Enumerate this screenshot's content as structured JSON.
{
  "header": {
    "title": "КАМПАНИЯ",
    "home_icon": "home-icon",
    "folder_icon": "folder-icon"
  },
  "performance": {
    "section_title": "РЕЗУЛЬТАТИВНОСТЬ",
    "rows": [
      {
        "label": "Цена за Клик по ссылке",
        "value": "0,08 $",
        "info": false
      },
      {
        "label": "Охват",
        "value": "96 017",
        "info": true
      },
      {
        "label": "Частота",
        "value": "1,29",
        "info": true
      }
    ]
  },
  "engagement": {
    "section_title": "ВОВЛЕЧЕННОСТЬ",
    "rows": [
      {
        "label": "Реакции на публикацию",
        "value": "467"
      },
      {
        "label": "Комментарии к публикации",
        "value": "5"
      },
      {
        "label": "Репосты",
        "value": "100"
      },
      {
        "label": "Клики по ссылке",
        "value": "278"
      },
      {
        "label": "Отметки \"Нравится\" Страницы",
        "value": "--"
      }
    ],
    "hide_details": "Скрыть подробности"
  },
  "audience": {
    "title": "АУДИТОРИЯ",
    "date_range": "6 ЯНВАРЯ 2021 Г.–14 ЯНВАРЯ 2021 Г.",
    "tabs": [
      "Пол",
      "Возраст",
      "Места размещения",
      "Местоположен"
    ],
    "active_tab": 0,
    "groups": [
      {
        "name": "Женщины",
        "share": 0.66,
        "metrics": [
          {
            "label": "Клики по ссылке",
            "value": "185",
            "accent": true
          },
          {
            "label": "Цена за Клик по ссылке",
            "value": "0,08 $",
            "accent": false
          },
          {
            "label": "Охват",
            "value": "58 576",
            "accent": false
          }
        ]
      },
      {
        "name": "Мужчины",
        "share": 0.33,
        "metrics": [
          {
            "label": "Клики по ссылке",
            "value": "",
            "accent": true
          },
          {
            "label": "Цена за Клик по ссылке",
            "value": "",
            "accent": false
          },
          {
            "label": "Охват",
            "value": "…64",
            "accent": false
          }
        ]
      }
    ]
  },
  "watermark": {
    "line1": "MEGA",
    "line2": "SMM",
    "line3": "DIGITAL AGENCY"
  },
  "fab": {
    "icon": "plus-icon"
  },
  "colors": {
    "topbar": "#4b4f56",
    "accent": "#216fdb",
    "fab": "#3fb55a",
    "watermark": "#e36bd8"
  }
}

▶ Goal: Type out all of the material again, word for word.

▶ Answer to the exercise:
Enumerate this screenshot's content as structured JSON.
{
  "header": {
    "title": "КАМПАНИЯ",
    "home_icon": "home-icon",
    "folder_icon": "folder-icon"
  },
  "performance": {
    "section_title": "РЕЗУЛЬТАТИВНОСТЬ",
    "rows": [
      {
        "label": "Цена за Клик по ссылке",
        "value": "0,08 $",
        "info": false
      },
      {
        "label": "Охват",
        "value": "96 017",
        "info": true
      },
      {
        "label": "Частота",
        "value": "1,29",
        "info": true
      }
    ]
  },
  "engagement": {
    "section_title": "ВОВЛЕЧЕННОСТЬ",
    "rows": [
      {
        "label": "Реакции на публикацию",
        "value": "467"
      },
      {
        "label": "Комментарии к публикации",
        "value": "5"
      },
      {
        "label": "Репосты",
        "value": "100"
      },
      {
        "label": "Клики по ссылке",
        "value": "278"
      },
      {
        "label": "Отметки \"Нравится\" Страницы",
        "value": "--"
      }
    ],
    "hide_details": "Скрыть подробности"
  },
  "audience": {
    "title": "АУДИТОРИЯ",
    "date_range": "6 ЯНВАРЯ 2021 Г.–14 ЯНВАРЯ 2021 Г.",
    "tabs": [
      "Пол",
      "Возраст",
      "Места размещения",
      "Местоположен"
    ],
    "active_tab": 0,
    "groups": [
      {
        "name": "Женщины",
        "share": 0.66,
        "metrics": [
          {
            "label": "Клики по ссылке",
            "value": "185",
            "accent": true
          },
          {
            "label": "Цена за Клик по ссылке",
            "value": "0,08 $",
            "accent": false
          },
          {
            "label": "Охват",
            "value": "58 576",
            "accent": false
          }
        ]
      },
      {
        "name": "Мужчины",
        "share": 0.33,
        "metrics": [
          {
            "label": "Клики по ссылке",
            "value": "",
            "accent": true
          },
          {
            "label": "Цена за Клик по ссылке",
            "value": "",
            "accent": false
          },
          {
            "label": "Охват",
            "value": "…64",
            "accent": false
          }
        ]
      }
    ]
  },
  "watermark": {
    "line1": "MEGA",
    "line2": "SMM",
    "line3": "DIGITAL AGENCY"
  },
  "fab": {
    "icon": "plus-icon"
  },
  "colors": {
    "topbar": "#4b4f56",
    "accent": "#216fdb",
    "fab": "#3fb55a",
    "watermark": "#e36bd8"
  }
}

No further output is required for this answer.